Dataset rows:
.....

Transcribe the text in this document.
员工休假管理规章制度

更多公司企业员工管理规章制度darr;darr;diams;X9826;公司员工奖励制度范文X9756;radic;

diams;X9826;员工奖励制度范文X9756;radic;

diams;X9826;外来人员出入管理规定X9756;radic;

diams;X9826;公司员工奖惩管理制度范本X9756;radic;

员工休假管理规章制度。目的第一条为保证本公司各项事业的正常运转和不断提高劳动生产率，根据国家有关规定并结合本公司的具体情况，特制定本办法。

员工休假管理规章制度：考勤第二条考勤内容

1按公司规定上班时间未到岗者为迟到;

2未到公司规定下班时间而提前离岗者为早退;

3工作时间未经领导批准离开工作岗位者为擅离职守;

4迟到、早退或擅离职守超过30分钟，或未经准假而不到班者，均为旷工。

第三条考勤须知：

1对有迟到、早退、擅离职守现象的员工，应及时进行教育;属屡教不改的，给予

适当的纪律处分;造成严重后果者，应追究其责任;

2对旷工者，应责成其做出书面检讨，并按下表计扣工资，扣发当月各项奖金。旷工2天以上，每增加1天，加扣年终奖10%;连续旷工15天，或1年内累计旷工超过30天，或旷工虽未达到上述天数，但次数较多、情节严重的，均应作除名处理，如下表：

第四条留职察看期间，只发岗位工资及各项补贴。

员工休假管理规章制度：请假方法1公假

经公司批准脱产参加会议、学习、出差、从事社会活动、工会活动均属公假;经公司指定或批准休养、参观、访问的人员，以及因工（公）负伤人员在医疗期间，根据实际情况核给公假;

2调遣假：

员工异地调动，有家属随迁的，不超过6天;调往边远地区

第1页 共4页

.....

▶ [Task statement]:
Show, from the material above, each line that includes the string "diams".

▶ [Result of the exercise]:
更多公司企业员工管理规章制度darr;darr;diams;X9826;公司员工奖励制度范文X9756;radic;
diams;X9826;员工奖励制度范文X9756;radic;
diams;X9826;外来人员出入管理规定X9756;radic;
diams;X9826;公司员工奖惩管理制度范本X9756;radic;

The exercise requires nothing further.